Show only lines that include "ylabel".

-- Start Record list --

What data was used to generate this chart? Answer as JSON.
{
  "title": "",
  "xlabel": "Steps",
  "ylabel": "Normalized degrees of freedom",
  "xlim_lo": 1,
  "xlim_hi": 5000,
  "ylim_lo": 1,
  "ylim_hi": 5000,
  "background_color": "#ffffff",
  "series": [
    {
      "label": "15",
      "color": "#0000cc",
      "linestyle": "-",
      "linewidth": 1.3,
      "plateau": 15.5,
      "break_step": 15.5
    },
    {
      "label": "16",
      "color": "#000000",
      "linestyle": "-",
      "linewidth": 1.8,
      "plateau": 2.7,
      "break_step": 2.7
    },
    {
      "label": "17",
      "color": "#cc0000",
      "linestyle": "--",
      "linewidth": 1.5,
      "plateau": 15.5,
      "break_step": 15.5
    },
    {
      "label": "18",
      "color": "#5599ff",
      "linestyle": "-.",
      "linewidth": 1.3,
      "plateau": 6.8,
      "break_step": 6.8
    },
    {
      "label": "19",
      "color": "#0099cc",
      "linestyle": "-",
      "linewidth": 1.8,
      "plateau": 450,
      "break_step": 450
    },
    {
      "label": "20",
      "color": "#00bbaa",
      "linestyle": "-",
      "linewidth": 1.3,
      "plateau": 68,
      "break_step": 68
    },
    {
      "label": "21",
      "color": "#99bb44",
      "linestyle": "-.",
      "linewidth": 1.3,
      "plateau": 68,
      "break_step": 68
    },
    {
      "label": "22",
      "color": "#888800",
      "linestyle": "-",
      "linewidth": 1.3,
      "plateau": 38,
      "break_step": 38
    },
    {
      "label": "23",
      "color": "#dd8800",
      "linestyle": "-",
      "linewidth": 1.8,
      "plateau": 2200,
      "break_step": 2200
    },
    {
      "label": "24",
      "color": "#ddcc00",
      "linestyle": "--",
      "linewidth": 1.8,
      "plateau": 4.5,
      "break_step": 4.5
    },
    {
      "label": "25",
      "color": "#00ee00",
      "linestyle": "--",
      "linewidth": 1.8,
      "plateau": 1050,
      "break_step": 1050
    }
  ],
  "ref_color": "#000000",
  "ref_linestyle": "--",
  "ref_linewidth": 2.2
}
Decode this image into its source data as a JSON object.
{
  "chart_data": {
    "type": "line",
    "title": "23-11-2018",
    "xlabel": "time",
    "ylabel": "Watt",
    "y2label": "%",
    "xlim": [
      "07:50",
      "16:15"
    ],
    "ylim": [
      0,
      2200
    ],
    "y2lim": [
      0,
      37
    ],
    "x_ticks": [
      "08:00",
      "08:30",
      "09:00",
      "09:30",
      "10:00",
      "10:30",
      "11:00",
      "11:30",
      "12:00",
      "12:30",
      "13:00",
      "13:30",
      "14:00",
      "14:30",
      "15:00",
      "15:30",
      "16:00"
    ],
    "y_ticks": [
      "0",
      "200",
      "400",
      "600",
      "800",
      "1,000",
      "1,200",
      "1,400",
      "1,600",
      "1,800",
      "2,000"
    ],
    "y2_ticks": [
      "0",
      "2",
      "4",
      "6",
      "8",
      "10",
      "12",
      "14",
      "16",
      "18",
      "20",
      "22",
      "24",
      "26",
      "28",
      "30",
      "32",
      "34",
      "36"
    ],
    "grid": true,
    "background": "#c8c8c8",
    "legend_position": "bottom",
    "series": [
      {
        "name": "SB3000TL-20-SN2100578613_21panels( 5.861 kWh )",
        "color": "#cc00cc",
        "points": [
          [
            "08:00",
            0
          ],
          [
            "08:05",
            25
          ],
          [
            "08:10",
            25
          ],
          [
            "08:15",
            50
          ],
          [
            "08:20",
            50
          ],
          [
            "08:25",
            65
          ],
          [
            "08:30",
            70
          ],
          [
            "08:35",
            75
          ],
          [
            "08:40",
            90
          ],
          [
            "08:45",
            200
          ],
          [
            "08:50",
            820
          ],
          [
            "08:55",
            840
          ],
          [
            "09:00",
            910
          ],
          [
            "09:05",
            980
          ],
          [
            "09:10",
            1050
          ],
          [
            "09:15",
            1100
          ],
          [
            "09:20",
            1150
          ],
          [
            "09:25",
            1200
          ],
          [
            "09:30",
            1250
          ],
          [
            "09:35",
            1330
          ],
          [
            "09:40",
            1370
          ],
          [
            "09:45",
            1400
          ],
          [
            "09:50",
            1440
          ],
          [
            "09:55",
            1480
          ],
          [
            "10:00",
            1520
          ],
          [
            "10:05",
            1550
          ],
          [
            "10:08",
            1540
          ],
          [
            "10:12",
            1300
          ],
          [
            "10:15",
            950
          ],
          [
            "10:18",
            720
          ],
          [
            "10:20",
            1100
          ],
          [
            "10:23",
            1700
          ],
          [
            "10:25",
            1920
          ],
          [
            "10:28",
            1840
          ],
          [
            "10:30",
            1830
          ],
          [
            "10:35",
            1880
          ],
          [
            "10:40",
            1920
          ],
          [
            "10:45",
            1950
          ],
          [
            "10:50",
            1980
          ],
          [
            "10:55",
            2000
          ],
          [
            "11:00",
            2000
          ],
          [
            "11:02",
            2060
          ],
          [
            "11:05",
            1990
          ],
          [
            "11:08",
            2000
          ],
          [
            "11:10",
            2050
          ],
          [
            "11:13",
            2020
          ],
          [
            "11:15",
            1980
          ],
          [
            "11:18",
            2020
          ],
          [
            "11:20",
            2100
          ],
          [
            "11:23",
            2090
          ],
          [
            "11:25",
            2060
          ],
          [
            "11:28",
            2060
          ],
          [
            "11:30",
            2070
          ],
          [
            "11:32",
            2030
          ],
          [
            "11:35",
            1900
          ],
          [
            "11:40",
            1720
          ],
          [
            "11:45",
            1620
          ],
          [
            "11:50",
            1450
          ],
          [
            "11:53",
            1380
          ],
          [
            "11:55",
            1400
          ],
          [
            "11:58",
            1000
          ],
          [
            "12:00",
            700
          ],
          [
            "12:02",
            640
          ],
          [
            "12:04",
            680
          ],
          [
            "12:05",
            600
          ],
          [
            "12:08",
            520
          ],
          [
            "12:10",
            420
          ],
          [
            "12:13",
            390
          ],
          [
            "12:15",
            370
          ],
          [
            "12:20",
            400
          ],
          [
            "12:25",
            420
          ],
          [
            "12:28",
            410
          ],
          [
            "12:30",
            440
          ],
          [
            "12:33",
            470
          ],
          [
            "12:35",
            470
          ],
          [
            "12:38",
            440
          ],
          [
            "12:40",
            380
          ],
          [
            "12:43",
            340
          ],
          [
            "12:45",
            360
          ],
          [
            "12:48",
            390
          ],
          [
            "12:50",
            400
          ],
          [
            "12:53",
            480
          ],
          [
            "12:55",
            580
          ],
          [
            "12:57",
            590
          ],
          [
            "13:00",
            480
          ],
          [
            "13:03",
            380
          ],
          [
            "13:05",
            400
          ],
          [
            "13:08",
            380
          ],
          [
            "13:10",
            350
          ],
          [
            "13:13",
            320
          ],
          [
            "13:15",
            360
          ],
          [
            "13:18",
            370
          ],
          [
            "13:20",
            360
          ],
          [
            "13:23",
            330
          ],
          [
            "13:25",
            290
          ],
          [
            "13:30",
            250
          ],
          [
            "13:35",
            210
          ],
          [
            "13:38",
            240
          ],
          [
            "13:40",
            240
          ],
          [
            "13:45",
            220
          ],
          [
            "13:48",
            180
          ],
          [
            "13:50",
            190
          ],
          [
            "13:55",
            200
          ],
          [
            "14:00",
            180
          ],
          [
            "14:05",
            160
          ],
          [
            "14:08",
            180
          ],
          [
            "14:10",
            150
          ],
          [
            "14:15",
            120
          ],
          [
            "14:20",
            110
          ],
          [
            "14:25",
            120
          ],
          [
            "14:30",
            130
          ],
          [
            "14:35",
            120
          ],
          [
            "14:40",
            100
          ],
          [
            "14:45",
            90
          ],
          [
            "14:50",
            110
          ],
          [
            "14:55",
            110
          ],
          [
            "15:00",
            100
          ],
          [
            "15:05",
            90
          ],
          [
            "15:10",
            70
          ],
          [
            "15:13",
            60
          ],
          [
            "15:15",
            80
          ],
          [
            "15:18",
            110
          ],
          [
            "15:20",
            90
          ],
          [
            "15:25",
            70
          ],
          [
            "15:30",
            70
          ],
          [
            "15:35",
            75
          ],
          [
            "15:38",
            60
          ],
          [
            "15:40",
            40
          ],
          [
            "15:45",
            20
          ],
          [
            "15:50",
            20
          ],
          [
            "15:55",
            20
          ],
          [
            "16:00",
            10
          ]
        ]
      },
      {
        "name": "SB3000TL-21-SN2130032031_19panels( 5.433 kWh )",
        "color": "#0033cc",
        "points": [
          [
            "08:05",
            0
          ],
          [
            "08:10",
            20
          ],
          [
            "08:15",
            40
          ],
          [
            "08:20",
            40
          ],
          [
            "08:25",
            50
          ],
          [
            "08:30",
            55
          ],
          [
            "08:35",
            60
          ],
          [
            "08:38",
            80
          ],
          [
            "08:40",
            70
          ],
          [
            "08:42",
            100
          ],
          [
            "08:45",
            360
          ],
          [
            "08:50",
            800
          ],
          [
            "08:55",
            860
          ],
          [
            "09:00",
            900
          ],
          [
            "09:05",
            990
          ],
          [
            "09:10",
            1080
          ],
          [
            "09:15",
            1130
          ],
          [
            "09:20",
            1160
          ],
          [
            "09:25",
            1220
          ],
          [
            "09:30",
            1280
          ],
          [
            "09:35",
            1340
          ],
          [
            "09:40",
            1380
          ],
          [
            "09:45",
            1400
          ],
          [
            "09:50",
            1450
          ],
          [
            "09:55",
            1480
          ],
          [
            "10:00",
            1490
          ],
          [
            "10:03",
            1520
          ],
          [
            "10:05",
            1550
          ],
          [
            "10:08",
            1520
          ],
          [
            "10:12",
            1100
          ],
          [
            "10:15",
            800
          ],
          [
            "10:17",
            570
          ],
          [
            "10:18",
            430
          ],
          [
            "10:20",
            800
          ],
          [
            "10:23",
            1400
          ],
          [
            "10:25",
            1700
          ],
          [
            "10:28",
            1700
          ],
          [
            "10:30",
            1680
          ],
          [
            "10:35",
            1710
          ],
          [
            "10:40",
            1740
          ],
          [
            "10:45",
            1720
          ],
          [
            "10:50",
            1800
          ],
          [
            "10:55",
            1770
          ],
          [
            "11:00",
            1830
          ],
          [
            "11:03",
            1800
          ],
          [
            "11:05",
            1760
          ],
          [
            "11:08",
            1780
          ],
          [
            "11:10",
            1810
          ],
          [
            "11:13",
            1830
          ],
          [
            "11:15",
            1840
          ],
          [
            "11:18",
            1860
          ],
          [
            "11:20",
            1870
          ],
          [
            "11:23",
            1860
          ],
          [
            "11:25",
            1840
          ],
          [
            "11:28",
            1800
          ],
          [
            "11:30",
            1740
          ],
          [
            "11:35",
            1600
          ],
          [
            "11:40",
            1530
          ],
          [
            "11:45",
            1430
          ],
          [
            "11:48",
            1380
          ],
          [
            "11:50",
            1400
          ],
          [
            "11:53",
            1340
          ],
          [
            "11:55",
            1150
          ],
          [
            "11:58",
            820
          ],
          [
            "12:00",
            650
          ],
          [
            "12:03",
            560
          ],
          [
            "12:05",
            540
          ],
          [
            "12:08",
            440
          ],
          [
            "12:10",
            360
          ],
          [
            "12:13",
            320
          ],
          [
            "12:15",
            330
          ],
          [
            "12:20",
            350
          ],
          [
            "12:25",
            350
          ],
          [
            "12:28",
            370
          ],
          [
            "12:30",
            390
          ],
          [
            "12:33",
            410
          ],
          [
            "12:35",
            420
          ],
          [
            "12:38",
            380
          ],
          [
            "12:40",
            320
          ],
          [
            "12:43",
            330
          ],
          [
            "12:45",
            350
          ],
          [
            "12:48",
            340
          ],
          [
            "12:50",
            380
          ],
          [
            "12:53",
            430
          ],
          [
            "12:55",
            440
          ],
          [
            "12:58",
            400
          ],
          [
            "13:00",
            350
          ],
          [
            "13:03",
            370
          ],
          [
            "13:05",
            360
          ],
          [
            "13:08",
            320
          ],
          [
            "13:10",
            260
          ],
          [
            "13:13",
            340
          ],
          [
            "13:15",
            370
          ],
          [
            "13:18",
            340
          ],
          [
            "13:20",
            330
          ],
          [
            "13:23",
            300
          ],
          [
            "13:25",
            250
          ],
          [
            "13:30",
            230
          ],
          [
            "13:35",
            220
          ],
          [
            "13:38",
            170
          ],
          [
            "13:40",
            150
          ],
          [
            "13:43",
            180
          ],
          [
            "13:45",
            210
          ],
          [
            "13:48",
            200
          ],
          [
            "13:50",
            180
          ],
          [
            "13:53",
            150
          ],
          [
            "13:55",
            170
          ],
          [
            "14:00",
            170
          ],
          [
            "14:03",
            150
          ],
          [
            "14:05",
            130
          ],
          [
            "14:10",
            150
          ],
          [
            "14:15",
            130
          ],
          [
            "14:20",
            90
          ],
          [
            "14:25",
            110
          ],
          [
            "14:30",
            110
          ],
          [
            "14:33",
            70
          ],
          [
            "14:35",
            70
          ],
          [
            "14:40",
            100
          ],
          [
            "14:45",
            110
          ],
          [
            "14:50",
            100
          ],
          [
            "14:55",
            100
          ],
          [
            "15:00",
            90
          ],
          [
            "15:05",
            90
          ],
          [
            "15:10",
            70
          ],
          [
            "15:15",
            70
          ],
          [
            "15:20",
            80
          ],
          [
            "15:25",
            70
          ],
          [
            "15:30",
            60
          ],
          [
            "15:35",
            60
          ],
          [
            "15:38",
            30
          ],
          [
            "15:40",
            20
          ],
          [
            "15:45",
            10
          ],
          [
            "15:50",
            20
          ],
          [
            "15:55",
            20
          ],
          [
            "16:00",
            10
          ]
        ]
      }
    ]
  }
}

-- End Record list --

**Written answer**
  "ylabel": "Normalized degrees of freedom",
    "ylabel": "Watt",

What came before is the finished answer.